EXERCISE: For each line below that contains the string "dimming", copy that line.

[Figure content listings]
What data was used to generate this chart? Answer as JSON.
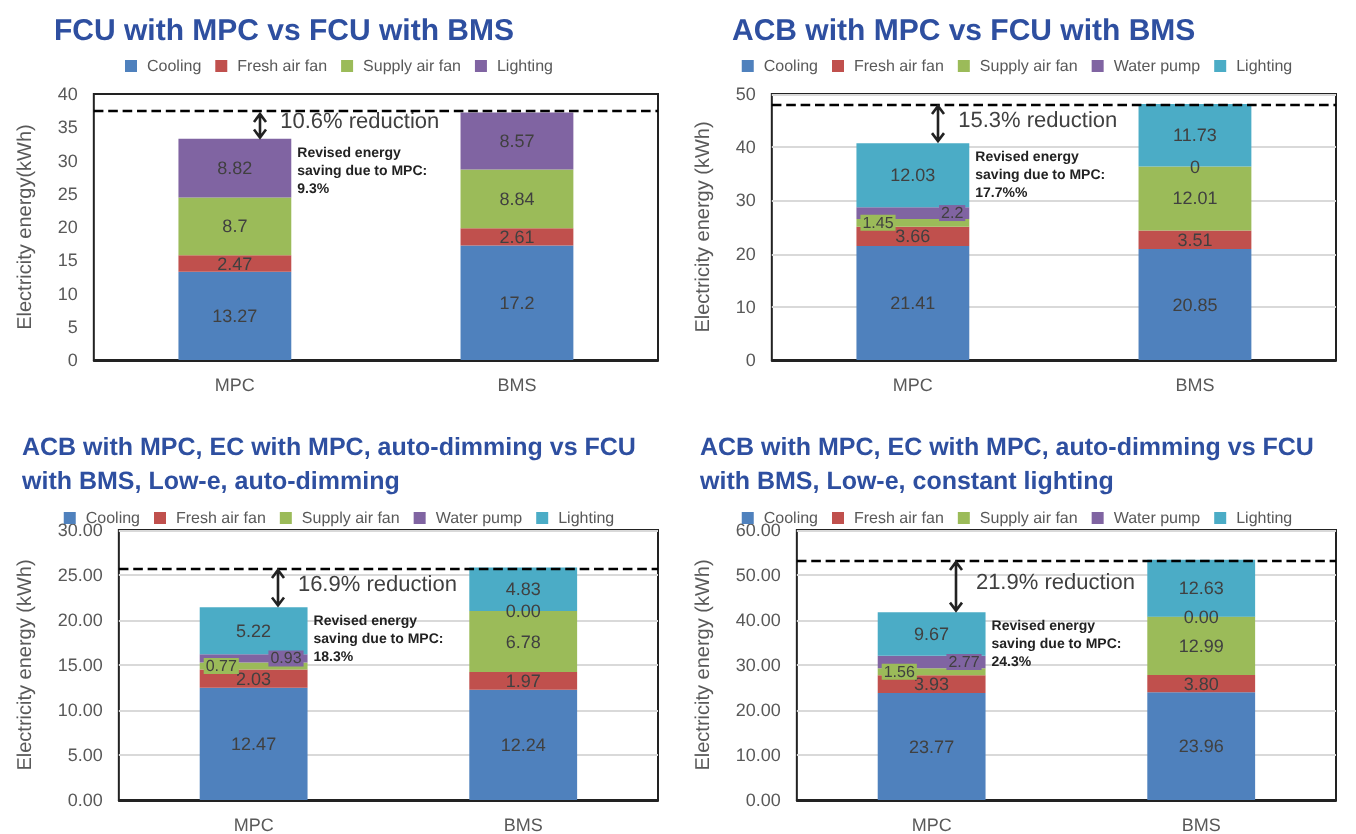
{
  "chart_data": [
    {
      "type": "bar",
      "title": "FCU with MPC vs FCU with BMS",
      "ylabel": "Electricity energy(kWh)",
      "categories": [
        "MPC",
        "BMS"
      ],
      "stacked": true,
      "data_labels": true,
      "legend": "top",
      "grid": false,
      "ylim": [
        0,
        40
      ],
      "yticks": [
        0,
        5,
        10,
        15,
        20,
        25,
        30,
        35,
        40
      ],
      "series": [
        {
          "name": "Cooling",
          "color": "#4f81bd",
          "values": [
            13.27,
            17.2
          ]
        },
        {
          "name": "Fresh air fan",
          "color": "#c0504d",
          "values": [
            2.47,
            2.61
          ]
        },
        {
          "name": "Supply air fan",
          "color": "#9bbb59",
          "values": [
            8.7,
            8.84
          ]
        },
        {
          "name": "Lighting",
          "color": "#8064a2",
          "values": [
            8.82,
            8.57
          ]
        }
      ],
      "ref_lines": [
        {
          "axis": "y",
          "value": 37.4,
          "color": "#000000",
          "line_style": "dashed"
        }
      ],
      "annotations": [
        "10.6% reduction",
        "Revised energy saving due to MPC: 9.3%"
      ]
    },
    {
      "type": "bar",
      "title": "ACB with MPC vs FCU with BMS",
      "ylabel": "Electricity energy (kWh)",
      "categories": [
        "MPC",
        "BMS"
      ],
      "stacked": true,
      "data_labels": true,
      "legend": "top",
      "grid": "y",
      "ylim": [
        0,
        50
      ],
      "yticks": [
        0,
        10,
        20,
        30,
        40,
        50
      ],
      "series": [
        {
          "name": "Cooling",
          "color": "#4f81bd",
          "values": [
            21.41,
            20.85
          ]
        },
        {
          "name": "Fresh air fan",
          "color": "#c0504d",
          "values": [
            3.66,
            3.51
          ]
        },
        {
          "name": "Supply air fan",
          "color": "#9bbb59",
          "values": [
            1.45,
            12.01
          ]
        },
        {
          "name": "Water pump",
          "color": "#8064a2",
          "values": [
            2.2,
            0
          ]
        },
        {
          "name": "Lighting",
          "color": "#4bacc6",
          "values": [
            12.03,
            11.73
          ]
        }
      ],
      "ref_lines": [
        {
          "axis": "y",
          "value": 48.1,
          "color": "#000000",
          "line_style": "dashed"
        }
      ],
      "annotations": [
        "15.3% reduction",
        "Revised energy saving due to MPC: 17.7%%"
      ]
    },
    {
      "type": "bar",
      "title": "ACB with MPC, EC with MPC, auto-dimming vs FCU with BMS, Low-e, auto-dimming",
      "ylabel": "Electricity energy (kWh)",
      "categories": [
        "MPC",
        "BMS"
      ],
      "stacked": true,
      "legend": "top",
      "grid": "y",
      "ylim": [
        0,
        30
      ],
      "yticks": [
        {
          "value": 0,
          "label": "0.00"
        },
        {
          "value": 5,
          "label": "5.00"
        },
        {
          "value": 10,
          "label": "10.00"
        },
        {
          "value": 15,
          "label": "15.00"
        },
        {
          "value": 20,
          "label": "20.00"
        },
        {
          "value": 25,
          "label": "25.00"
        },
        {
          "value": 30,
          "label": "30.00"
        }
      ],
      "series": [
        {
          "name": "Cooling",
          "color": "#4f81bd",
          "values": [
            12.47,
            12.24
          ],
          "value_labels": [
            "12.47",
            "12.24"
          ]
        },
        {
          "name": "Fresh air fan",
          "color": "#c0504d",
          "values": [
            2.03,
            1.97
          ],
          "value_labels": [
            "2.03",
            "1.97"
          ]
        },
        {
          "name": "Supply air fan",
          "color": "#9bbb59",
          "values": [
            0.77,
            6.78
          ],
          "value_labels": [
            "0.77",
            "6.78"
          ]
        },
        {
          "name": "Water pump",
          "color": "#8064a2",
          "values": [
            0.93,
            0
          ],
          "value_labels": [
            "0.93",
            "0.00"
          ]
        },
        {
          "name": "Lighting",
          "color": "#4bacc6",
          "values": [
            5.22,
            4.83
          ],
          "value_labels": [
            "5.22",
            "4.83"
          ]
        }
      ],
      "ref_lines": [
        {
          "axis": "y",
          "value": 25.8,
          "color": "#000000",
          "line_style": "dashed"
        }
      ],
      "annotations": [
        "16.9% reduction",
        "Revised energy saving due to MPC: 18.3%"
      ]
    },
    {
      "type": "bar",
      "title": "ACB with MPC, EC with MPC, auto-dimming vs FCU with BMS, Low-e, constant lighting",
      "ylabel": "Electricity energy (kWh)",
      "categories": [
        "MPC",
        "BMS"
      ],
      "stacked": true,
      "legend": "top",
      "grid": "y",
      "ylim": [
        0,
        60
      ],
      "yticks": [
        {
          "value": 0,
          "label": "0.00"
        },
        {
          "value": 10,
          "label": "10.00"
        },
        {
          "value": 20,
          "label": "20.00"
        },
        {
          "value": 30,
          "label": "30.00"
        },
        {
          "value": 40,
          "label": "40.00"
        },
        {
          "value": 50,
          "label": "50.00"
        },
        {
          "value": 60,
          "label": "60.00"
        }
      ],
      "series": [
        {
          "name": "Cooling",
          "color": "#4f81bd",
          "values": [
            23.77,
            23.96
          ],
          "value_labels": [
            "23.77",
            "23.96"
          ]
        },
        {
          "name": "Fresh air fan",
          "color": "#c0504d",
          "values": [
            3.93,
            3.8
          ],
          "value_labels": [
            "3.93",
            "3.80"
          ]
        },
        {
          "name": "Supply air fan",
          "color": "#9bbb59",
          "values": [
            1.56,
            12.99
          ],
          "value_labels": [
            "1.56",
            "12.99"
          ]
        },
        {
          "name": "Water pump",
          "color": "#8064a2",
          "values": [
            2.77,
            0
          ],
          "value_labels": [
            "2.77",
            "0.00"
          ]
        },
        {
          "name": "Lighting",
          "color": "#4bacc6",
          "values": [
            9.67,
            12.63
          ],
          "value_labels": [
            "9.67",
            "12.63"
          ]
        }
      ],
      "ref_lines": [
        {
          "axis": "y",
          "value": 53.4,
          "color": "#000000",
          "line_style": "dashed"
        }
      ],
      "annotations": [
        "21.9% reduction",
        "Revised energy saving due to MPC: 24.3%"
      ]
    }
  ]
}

TASK OUTPUT:
      "title": "ACB with MPC, EC with MPC, auto-dimming vs FCU with BMS, Low-e, auto-dimming",
      "title": "ACB with MPC, EC with MPC, auto-dimming vs FCU with BMS, Low-e, constant lighting",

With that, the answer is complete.